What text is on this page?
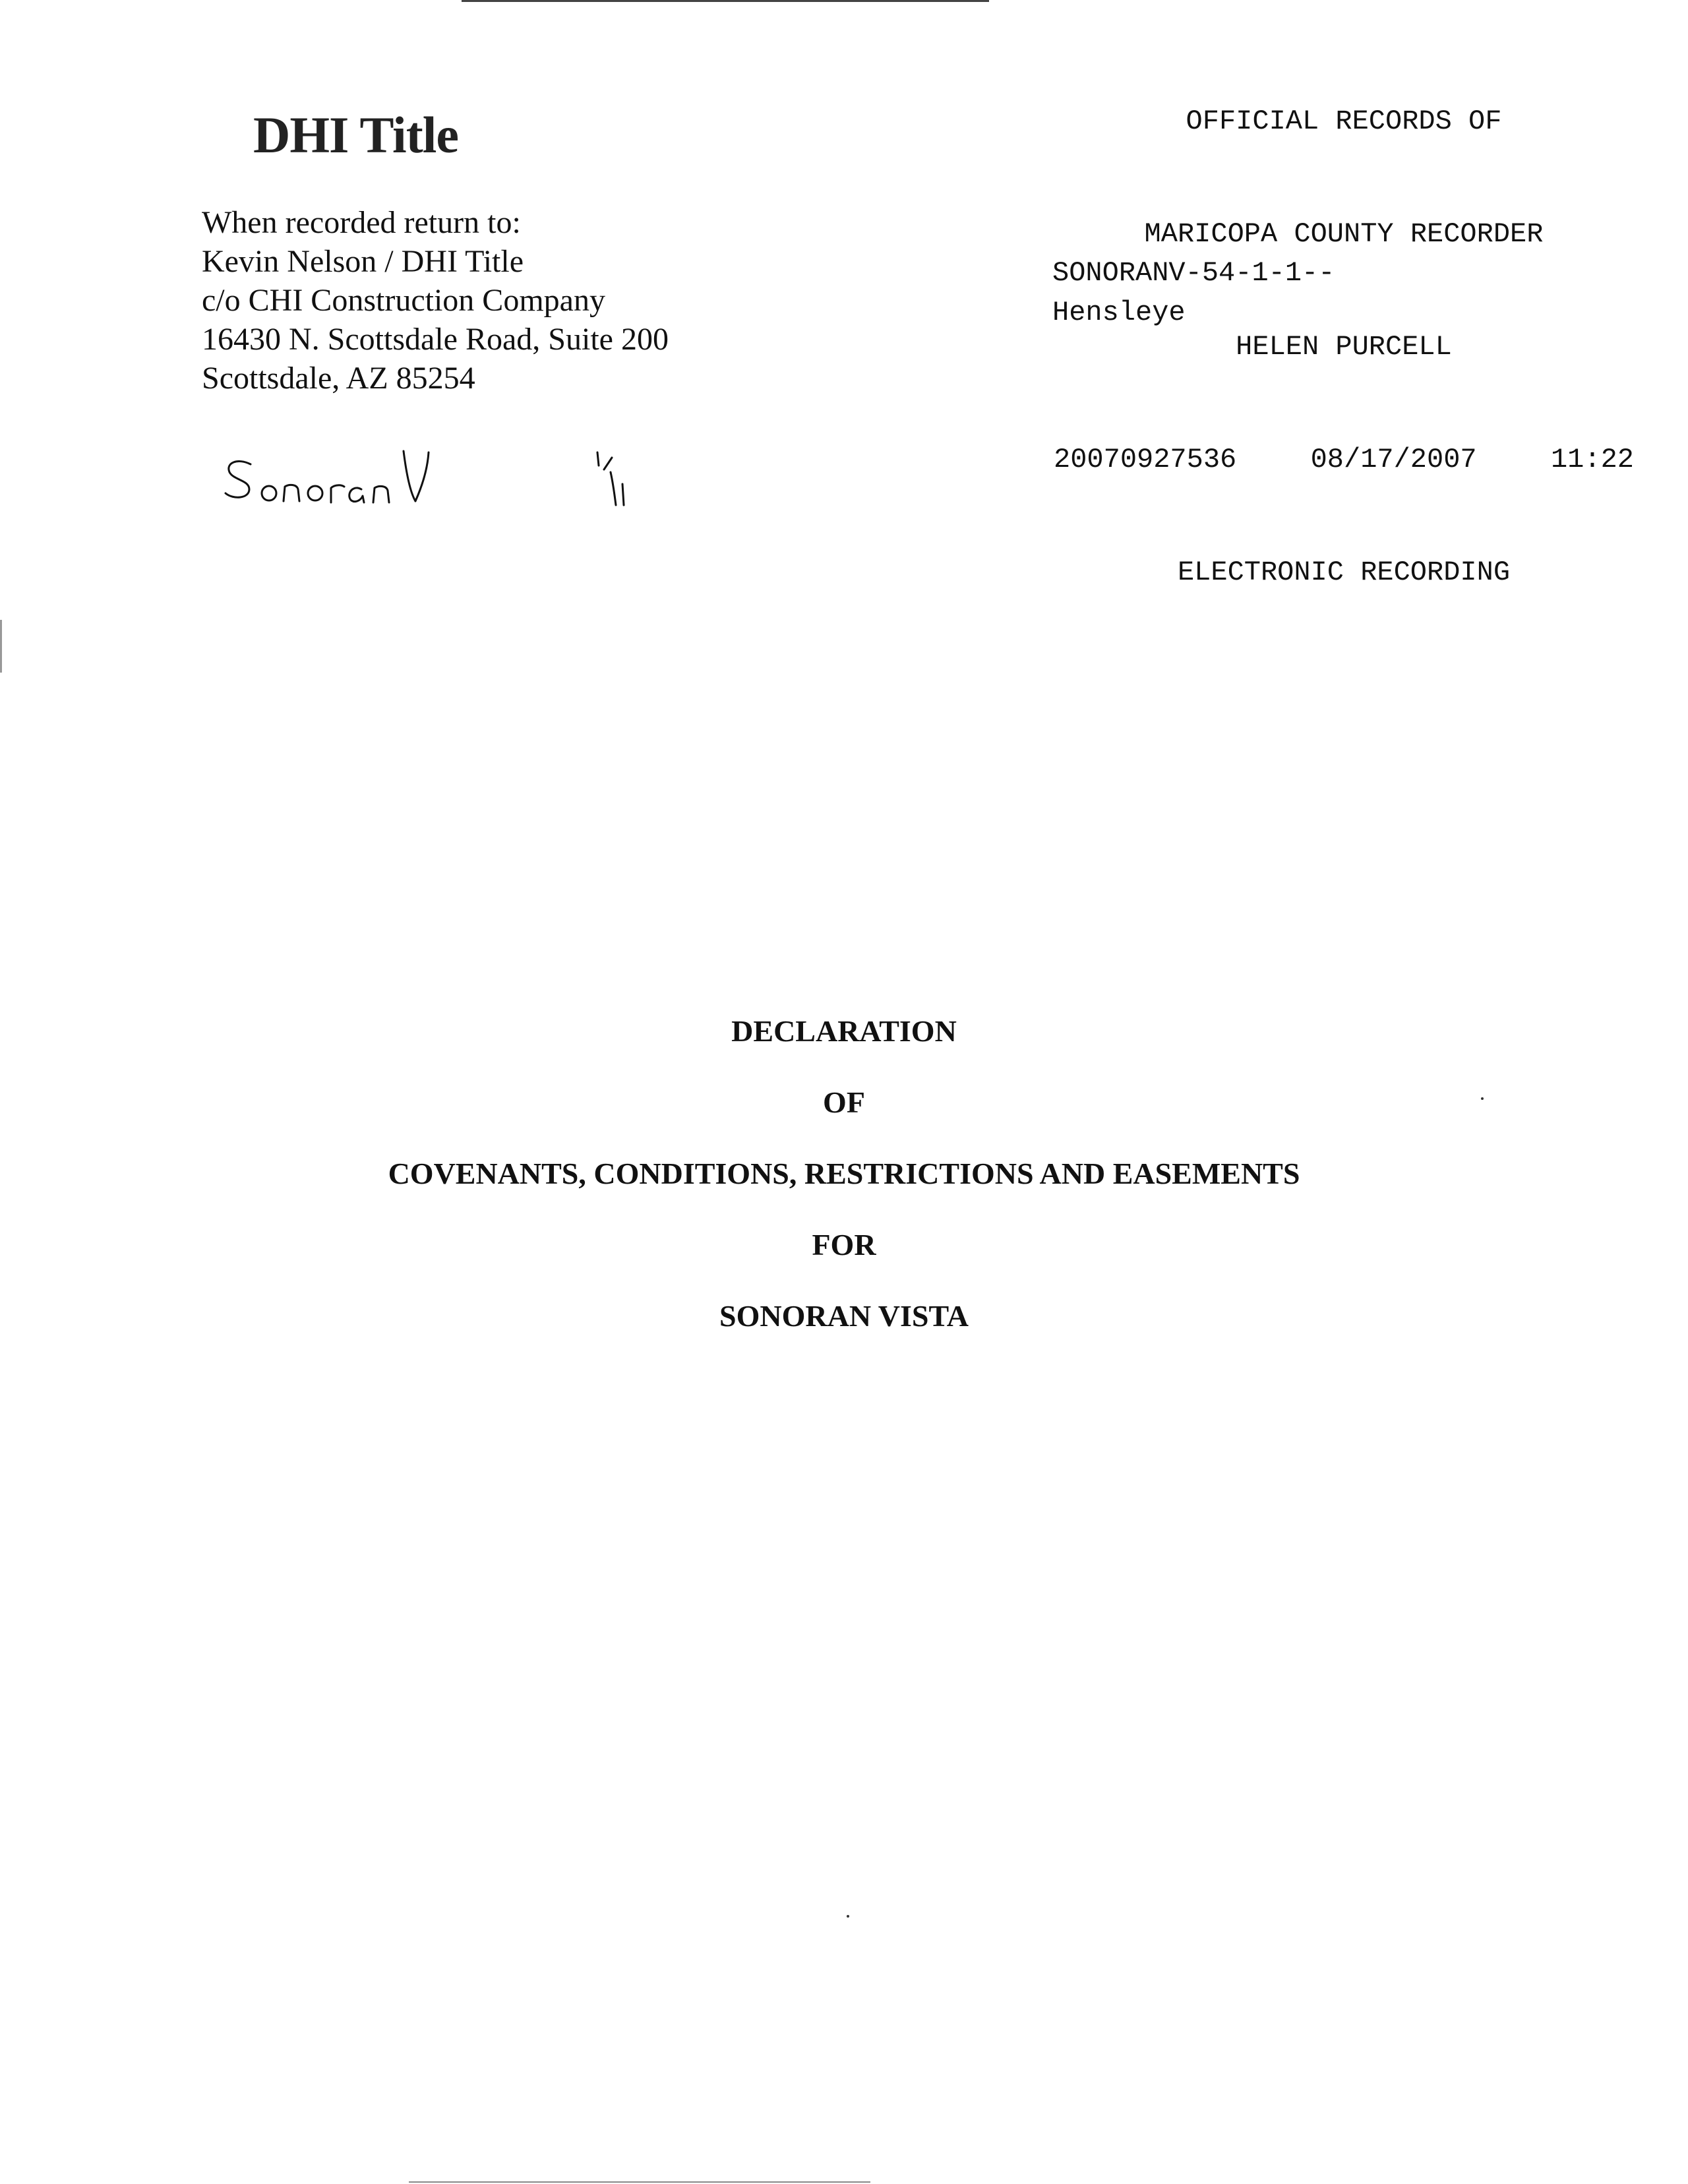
DHI Title
When recorded return to:
Kevin Nelson / DHI Title
c/o CHI Construction Company
16430 N. Scottsdale Road, Suite 200
Scottsdale, AZ 85254

OFFICIAL RECORDS OF

MARICOPA COUNTY RECORDER

HELEN PURCELL

20070927536	08/17/2007	11:22

ELECTRONIC RECORDING

SONORANV-54-1-1--
Hensleye
DECLARATION
OF
COVENANTS, CONDITIONS, RESTRICTIONS AND EASEMENTS
FOR
SONORAN VISTA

--

Can you restate all the records above word for word while dropping the pictures?

Expected output:
What text is on this page?
DHI Title
When recorded return to:
Kevin Nelson / DHI Title
c/o CHI Construction Company
16430 N. Scottsdale Road, Suite 200
Scottsdale, AZ 85254

OFFICIAL RECORDS OF

MARICOPA COUNTY RECORDER

HELEN PURCELL

20070927536	08/17/2007	11:22

ELECTRONIC RECORDING

SONORANV-54-1-1--
Hensleye
DECLARATION
OF
COVENANTS, CONDITIONS, RESTRICTIONS AND EASEMENTS
FOR
SONORAN VISTA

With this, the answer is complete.